Brief ▸ Make an exact copy of the data below, leaving out every picture.

Recorded information ▸
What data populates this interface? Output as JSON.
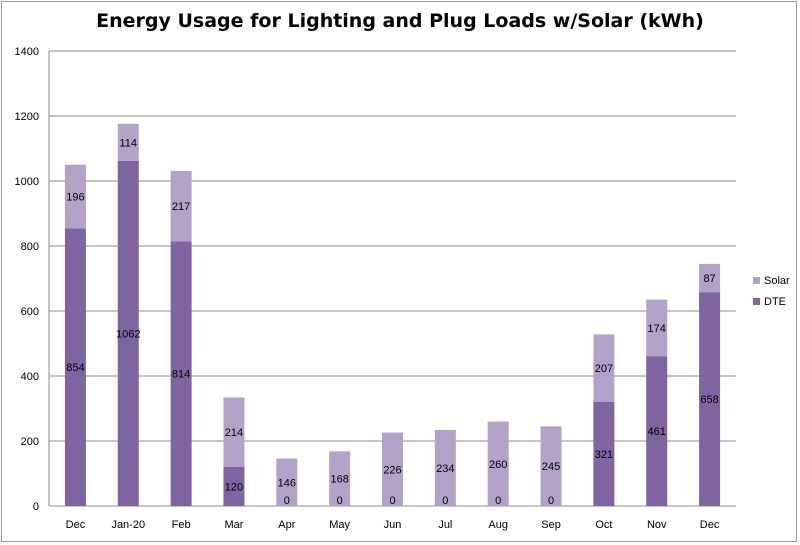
{
  "chart_data": {
    "type": "bar",
    "stacked": true,
    "title": "Energy Usage for Lighting and Plug Loads w/Solar (kWh)",
    "xlabel": "",
    "ylabel": "",
    "ylim": [
      0,
      1400
    ],
    "yticks": [
      0,
      200,
      400,
      600,
      800,
      1000,
      1200,
      1400
    ],
    "grid": true,
    "legend_position": "right",
    "categories": [
      "Dec",
      "Jan-20",
      "Feb",
      "Mar",
      "Apr",
      "May",
      "Jun",
      "Jul",
      "Aug",
      "Sep",
      "Oct",
      "Nov",
      "Dec"
    ],
    "series": [
      {
        "name": "DTE",
        "color": "#8064a2",
        "values": [
          854,
          1062,
          814,
          120,
          0,
          0,
          0,
          0,
          0,
          0,
          321,
          461,
          658
        ]
      },
      {
        "name": "Solar",
        "color": "#b3a2c7",
        "values": [
          196,
          114,
          217,
          214,
          146,
          168,
          226,
          234,
          260,
          245,
          207,
          174,
          87
        ]
      }
    ]
  }
}
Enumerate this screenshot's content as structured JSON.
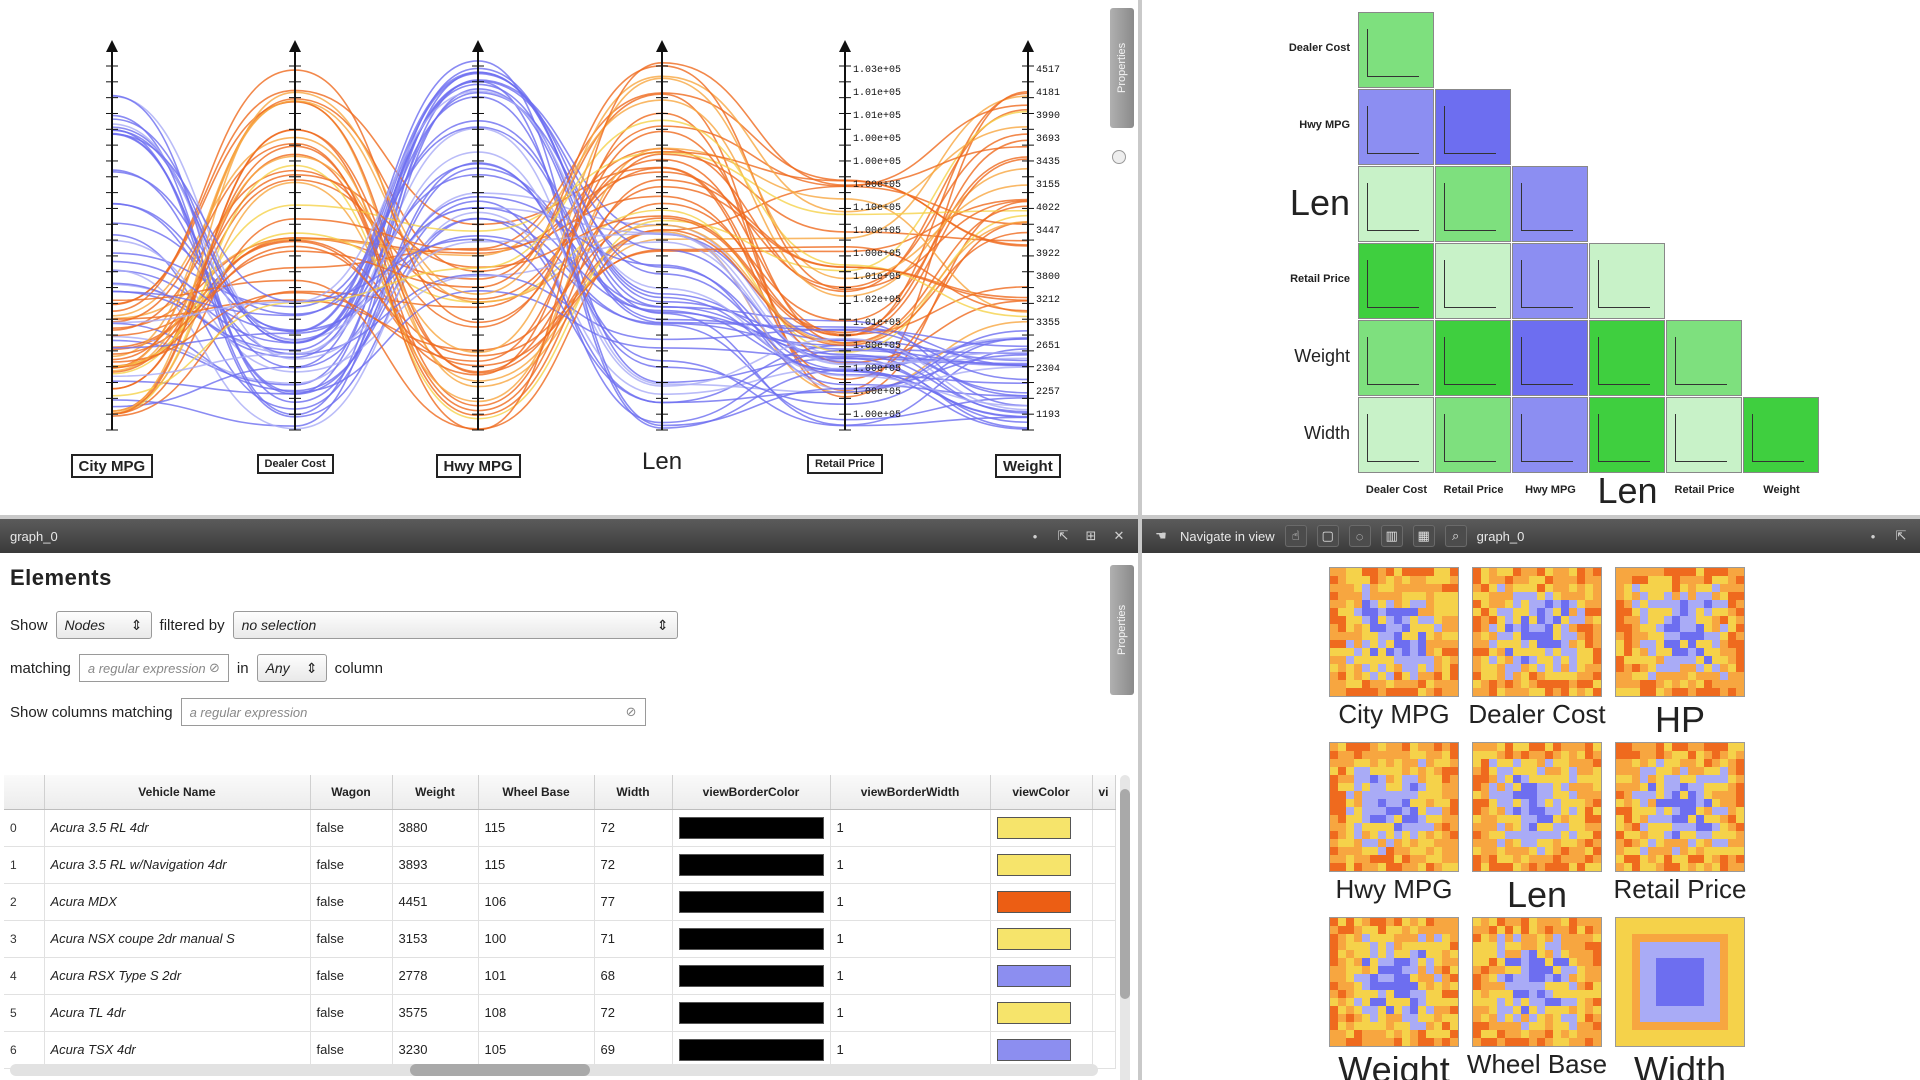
{
  "colors": {
    "orange": "#ef6a1e",
    "orange_light": "#f7a640",
    "yellow": "#f5d24a",
    "blue": "#6d6ef0",
    "blue_light": "#a9abf6",
    "green": "#3fcf3f",
    "green_light": "#c8f2c8",
    "green_mid": "#7ee07e",
    "blue_mid": "#8c8ef2",
    "black": "#000000",
    "swatch_yellow": "#f6e46b",
    "swatch_orange": "#ec5e14",
    "swatch_blue": "#8c8ef0"
  },
  "parallel_coords": {
    "axes": [
      {
        "label": "City MPG",
        "style": "box"
      },
      {
        "label": "Dealer Cost",
        "style": "box-small"
      },
      {
        "label": "Hwy MPG",
        "style": "box"
      },
      {
        "label": "Len",
        "style": "big"
      },
      {
        "label": "Retail Price",
        "style": "box-small"
      },
      {
        "label": "Weight",
        "style": "box"
      }
    ],
    "weight_ticks": [
      "4517",
      "4181",
      "3990",
      "3693",
      "3435",
      "3155",
      "4022",
      "3447",
      "3922",
      "3800",
      "3212",
      "3355",
      "2651",
      "2304",
      "2257",
      "1193"
    ],
    "retail_ticks": [
      "1.03e+05",
      "1.01e+05",
      "1.01e+05",
      "1.00e+05",
      "1.00e+05",
      "1.00e+05",
      "1.10e+05",
      "1.00e+05",
      "1.00e+05",
      "1.01e+05",
      "1.02e+05",
      "1.01e+05",
      "1.00e+05",
      "1.00e+05",
      "1.00e+05",
      "1.00e+05"
    ],
    "properties_label": "Properties"
  },
  "matrix": {
    "rows": [
      {
        "label": "Dealer Cost",
        "size": "small"
      },
      {
        "label": "Hwy MPG",
        "size": "small"
      },
      {
        "label": "Len",
        "size": "big"
      },
      {
        "label": "Retail Price",
        "size": "small"
      },
      {
        "label": "Weight",
        "size": "mid"
      },
      {
        "label": "Width",
        "size": "mid"
      }
    ],
    "cols": [
      {
        "label": "Dealer Cost",
        "size": "small"
      },
      {
        "label": "Retail Price",
        "size": "small"
      },
      {
        "label": "Hwy MPG",
        "size": "small"
      },
      {
        "label": "Len",
        "size": "big"
      },
      {
        "label": "Retail Price",
        "size": "small"
      },
      {
        "label": "Weight",
        "size": "small"
      }
    ],
    "cells": [
      [
        "green_mid"
      ],
      [
        "blue_mid",
        "blue"
      ],
      [
        "green_light",
        "green_mid",
        "blue_mid"
      ],
      [
        "green",
        "green_light",
        "blue_mid",
        "green_light"
      ],
      [
        "green_mid",
        "green",
        "blue",
        "green",
        "green_mid"
      ],
      [
        "green_light",
        "green_mid",
        "blue_mid",
        "green",
        "green_light",
        "green"
      ]
    ]
  },
  "table_pane": {
    "title": "graph_0",
    "heading": "Elements",
    "show_label": "Show",
    "show_value": "Nodes",
    "filtered_label": "filtered by",
    "filtered_value": "no selection",
    "matching_label": "matching",
    "matching_placeholder": "a regular expression",
    "in_label": "in",
    "in_value": "Any",
    "column_label": "column",
    "only_columns_label": "Show columns matching",
    "only_columns_placeholder": "a regular expression",
    "properties_label": "Properties",
    "columns": [
      "Vehicle Name",
      "Wagon",
      "Weight",
      "Wheel Base",
      "Width",
      "viewBorderColor",
      "viewBorderWidth",
      "viewColor",
      "vi"
    ],
    "rows": [
      {
        "idx": "0",
        "name": "Acura 3.5 RL 4dr",
        "wagon": "false",
        "weight": "3880",
        "wheelbase": "115",
        "width": "72",
        "border_width": "1",
        "color": "swatch_yellow"
      },
      {
        "idx": "1",
        "name": "Acura 3.5 RL w/Navigation 4dr",
        "wagon": "false",
        "weight": "3893",
        "wheelbase": "115",
        "width": "72",
        "border_width": "1",
        "color": "swatch_yellow"
      },
      {
        "idx": "2",
        "name": "Acura MDX",
        "wagon": "false",
        "weight": "4451",
        "wheelbase": "106",
        "width": "77",
        "border_width": "1",
        "color": "swatch_orange"
      },
      {
        "idx": "3",
        "name": "Acura NSX coupe 2dr manual S",
        "wagon": "false",
        "weight": "3153",
        "wheelbase": "100",
        "width": "71",
        "border_width": "1",
        "color": "swatch_yellow"
      },
      {
        "idx": "4",
        "name": "Acura RSX Type S 2dr",
        "wagon": "false",
        "weight": "2778",
        "wheelbase": "101",
        "width": "68",
        "border_width": "1",
        "color": "swatch_blue"
      },
      {
        "idx": "5",
        "name": "Acura TL 4dr",
        "wagon": "false",
        "weight": "3575",
        "wheelbase": "108",
        "width": "72",
        "border_width": "1",
        "color": "swatch_yellow"
      },
      {
        "idx": "6",
        "name": "Acura TSX 4dr",
        "wagon": "false",
        "weight": "3230",
        "wheelbase": "105",
        "width": "69",
        "border_width": "1",
        "color": "swatch_blue"
      }
    ]
  },
  "pixel_pane": {
    "title": "graph_0",
    "nav_label": "Navigate in view",
    "tiles": [
      {
        "label": "City MPG",
        "size": "mid"
      },
      {
        "label": "Dealer Cost",
        "size": "mid"
      },
      {
        "label": "HP",
        "size": "big"
      },
      {
        "label": "Hwy MPG",
        "size": "mid"
      },
      {
        "label": "Len",
        "size": "big"
      },
      {
        "label": "Retail Price",
        "size": "mid"
      },
      {
        "label": "Weight",
        "size": "big"
      },
      {
        "label": "Wheel Base",
        "size": "mid"
      },
      {
        "label": "Width",
        "size": "big"
      }
    ]
  }
}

Solution to this task ▸
What data populates this interface? Output as JSON.
{
  "chart_data": {
    "type": "bar",
    "stacked": true,
    "title": "Energy Usage for Lighting and Plug Loads w/Solar (kWh)",
    "xlabel": "",
    "ylabel": "",
    "ylim": [
      0,
      1400
    ],
    "yticks": [
      0,
      200,
      400,
      600,
      800,
      1000,
      1200,
      1400
    ],
    "grid": true,
    "legend_position": "right",
    "categories": [
      "Dec",
      "Jan-20",
      "Feb",
      "Mar",
      "Apr",
      "May",
      "Jun",
      "Jul",
      "Aug",
      "Sep",
      "Oct",
      "Nov",
      "Dec"
    ],
    "series": [
      {
        "name": "DTE",
        "color": "#8064a2",
        "values": [
          854,
          1062,
          814,
          120,
          0,
          0,
          0,
          0,
          0,
          0,
          321,
          461,
          658
        ]
      },
      {
        "name": "Solar",
        "color": "#b3a2c7",
        "values": [
          196,
          114,
          217,
          214,
          146,
          168,
          226,
          234,
          260,
          245,
          207,
          174,
          87
        ]
      }
    ]
  }
}
Enumerate this screenshot's content as structured JSON.
{
  "colors": {
    "orange": "#ef6a1e",
    "orange_light": "#f7a640",
    "yellow": "#f5d24a",
    "blue": "#6d6ef0",
    "blue_light": "#a9abf6",
    "green": "#3fcf3f",
    "green_light": "#c8f2c8",
    "green_mid": "#7ee07e",
    "blue_mid": "#8c8ef2",
    "black": "#000000",
    "swatch_yellow": "#f6e46b",
    "swatch_orange": "#ec5e14",
    "swatch_blue": "#8c8ef0"
  },
  "parallel_coords": {
    "axes": [
      {
        "label": "City MPG",
        "style": "box"
      },
      {
        "label": "Dealer Cost",
        "style": "box-small"
      },
      {
        "label": "Hwy MPG",
        "style": "box"
      },
      {
        "label": "Len",
        "style": "big"
      },
      {
        "label": "Retail Price",
        "style": "box-small"
      },
      {
        "label": "Weight",
        "style": "box"
      }
    ],
    "weight_ticks": [
      "4517",
      "4181",
      "3990",
      "3693",
      "3435",
      "3155",
      "4022",
      "3447",
      "3922",
      "3800",
      "3212",
      "3355",
      "2651",
      "2304",
      "2257",
      "1193"
    ],
    "retail_ticks": [
      "1.03e+05",
      "1.01e+05",
      "1.01e+05",
      "1.00e+05",
      "1.00e+05",
      "1.00e+05",
      "1.10e+05",
      "1.00e+05",
      "1.00e+05",
      "1.01e+05",
      "1.02e+05",
      "1.01e+05",
      "1.00e+05",
      "1.00e+05",
      "1.00e+05",
      "1.00e+05"
    ],
    "properties_label": "Properties"
  },
  "matrix": {
    "rows": [
      {
        "label": "Dealer Cost",
        "size": "small"
      },
      {
        "label": "Hwy MPG",
        "size": "small"
      },
      {
        "label": "Len",
        "size": "big"
      },
      {
        "label": "Retail Price",
        "size": "small"
      },
      {
        "label": "Weight",
        "size": "mid"
      },
      {
        "label": "Width",
        "size": "mid"
      }
    ],
    "cols": [
      {
        "label": "Dealer Cost",
        "size": "small"
      },
      {
        "label": "Retail Price",
        "size": "small"
      },
      {
        "label": "Hwy MPG",
        "size": "small"
      },
      {
        "label": "Len",
        "size": "big"
      },
      {
        "label": "Retail Price",
        "size": "small"
      },
      {
        "label": "Weight",
        "size": "small"
      }
    ],
    "cells": [
      [
        "green_mid"
      ],
      [
        "blue_mid",
        "blue"
      ],
      [
        "green_light",
        "green_mid",
        "blue_mid"
      ],
      [
        "green",
        "green_light",
        "blue_mid",
        "green_light"
      ],
      [
        "green_mid",
        "green",
        "blue",
        "green",
        "green_mid"
      ],
      [
        "green_light",
        "green_mid",
        "blue_mid",
        "green",
        "green_light",
        "green"
      ]
    ]
  },
  "table_pane": {
    "title": "graph_0",
    "heading": "Elements",
    "show_label": "Show",
    "show_value": "Nodes",
    "filtered_label": "filtered by",
    "filtered_value": "no selection",
    "matching_label": "matching",
    "matching_placeholder": "a regular expression",
    "in_label": "in",
    "in_value": "Any",
    "column_label": "column",
    "only_columns_label": "Show columns matching",
    "only_columns_placeholder": "a regular expression",
    "properties_label": "Properties",
    "columns": [
      "Vehicle Name",
      "Wagon",
      "Weight",
      "Wheel Base",
      "Width",
      "viewBorderColor",
      "viewBorderWidth",
      "viewColor",
      "vi"
    ],
    "rows": [
      {
        "idx": "0",
        "name": "Acura 3.5 RL 4dr",
        "wagon": "false",
        "weight": "3880",
        "wheelbase": "115",
        "width": "72",
        "border_width": "1",
        "color": "swatch_yellow"
      },
      {
        "idx": "1",
        "name": "Acura 3.5 RL w/Navigation 4dr",
        "wagon": "false",
        "weight": "3893",
        "wheelbase": "115",
        "width": "72",
        "border_width": "1",
        "color": "swatch_yellow"
      },
      {
        "idx": "2",
        "name": "Acura MDX",
        "wagon": "false",
        "weight": "4451",
        "wheelbase": "106",
        "width": "77",
        "border_width": "1",
        "color": "swatch_orange"
      },
      {
        "idx": "3",
        "name": "Acura NSX coupe 2dr manual S",
        "wagon": "false",
        "weight": "3153",
        "wheelbase": "100",
        "width": "71",
        "border_width": "1",
        "color": "swatch_yellow"
      },
      {
        "idx": "4",
        "name": "Acura RSX Type S 2dr",
        "wagon": "false",
        "weight": "2778",
        "wheelbase": "101",
        "width": "68",
        "border_width": "1",
        "color": "swatch_blue"
      },
      {
        "idx": "5",
        "name": "Acura TL 4dr",
        "wagon": "false",
        "weight": "3575",
        "wheelbase": "108",
        "width": "72",
        "border_width": "1",
        "color": "swatch_yellow"
      },
      {
        "idx": "6",
        "name": "Acura TSX 4dr",
        "wagon": "false",
        "weight": "3230",
        "wheelbase": "105",
        "width": "69",
        "border_width": "1",
        "color": "swatch_blue"
      }
    ]
  },
  "pixel_pane": {
    "title": "graph_0",
    "nav_label": "Navigate in view",
    "tiles": [
      {
        "label": "City MPG",
        "size": "mid"
      },
      {
        "label": "Dealer Cost",
        "size": "mid"
      },
      {
        "label": "HP",
        "size": "big"
      },
      {
        "label": "Hwy MPG",
        "size": "mid"
      },
      {
        "label": "Len",
        "size": "big"
      },
      {
        "label": "Retail Price",
        "size": "mid"
      },
      {
        "label": "Weight",
        "size": "big"
      },
      {
        "label": "Wheel Base",
        "size": "mid"
      },
      {
        "label": "Width",
        "size": "big"
      }
    ]
  }
}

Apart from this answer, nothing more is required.